> _THE EXERCISE_
Identify all lines in the data containing the string "Tech". Copy them out.

> _DATASET EXCERPTS_
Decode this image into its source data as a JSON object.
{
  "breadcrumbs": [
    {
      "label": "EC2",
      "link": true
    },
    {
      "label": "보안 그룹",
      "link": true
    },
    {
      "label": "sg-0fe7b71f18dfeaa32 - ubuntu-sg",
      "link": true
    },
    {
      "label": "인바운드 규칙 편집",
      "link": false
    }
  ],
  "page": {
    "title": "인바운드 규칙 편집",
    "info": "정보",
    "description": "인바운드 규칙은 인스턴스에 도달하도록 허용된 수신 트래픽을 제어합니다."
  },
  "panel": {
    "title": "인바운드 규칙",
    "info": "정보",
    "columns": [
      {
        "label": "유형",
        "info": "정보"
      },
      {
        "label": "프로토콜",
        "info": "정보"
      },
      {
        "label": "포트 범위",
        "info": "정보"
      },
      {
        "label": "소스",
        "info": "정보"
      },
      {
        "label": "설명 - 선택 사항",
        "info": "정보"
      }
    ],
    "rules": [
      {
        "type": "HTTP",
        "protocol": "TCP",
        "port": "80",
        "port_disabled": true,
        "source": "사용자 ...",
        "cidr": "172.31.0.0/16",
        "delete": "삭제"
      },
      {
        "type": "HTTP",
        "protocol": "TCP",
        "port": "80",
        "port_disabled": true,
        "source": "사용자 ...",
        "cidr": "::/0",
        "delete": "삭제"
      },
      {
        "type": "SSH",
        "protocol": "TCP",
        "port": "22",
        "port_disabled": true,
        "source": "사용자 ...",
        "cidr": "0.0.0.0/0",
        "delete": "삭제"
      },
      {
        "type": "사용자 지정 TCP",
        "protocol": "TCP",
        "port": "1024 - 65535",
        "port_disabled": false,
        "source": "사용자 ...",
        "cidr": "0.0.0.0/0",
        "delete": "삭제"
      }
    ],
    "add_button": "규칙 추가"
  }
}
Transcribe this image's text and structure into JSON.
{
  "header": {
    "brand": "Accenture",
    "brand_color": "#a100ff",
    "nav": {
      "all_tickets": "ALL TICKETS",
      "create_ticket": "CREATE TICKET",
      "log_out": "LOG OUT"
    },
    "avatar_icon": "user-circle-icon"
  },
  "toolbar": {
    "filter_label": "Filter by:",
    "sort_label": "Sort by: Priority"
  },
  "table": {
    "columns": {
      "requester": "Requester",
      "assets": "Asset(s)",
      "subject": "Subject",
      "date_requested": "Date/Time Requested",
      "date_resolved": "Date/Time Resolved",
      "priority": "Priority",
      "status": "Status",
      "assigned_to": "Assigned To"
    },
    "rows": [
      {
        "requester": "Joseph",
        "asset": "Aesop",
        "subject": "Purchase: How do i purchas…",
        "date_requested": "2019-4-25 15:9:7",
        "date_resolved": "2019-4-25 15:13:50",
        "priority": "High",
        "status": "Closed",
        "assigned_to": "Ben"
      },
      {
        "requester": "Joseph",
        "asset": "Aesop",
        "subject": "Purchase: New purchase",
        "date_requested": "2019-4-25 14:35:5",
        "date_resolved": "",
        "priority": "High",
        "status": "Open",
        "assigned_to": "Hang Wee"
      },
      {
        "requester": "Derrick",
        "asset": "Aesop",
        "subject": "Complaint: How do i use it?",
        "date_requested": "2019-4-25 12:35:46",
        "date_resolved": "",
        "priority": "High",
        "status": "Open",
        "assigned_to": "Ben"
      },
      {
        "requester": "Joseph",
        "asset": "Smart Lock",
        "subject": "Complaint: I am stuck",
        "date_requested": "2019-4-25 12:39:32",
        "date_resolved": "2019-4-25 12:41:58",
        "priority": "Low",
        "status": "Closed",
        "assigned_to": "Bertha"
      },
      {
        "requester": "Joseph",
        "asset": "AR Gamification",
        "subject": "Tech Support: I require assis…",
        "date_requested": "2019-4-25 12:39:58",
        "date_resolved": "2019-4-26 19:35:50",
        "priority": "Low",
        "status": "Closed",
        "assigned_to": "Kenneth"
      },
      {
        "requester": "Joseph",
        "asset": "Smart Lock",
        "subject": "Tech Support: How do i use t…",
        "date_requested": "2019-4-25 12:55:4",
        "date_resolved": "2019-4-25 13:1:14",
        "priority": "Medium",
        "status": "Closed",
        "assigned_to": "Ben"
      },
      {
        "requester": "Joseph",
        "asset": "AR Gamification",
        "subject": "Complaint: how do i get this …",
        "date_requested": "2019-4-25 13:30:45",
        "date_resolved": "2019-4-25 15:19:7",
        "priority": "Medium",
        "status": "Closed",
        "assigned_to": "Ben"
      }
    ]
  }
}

> _SOLUTION FOR THIS EXERCISE_
        "subject": "Tech Support: I require assis…",
        "subject": "Tech Support: How do i use t…",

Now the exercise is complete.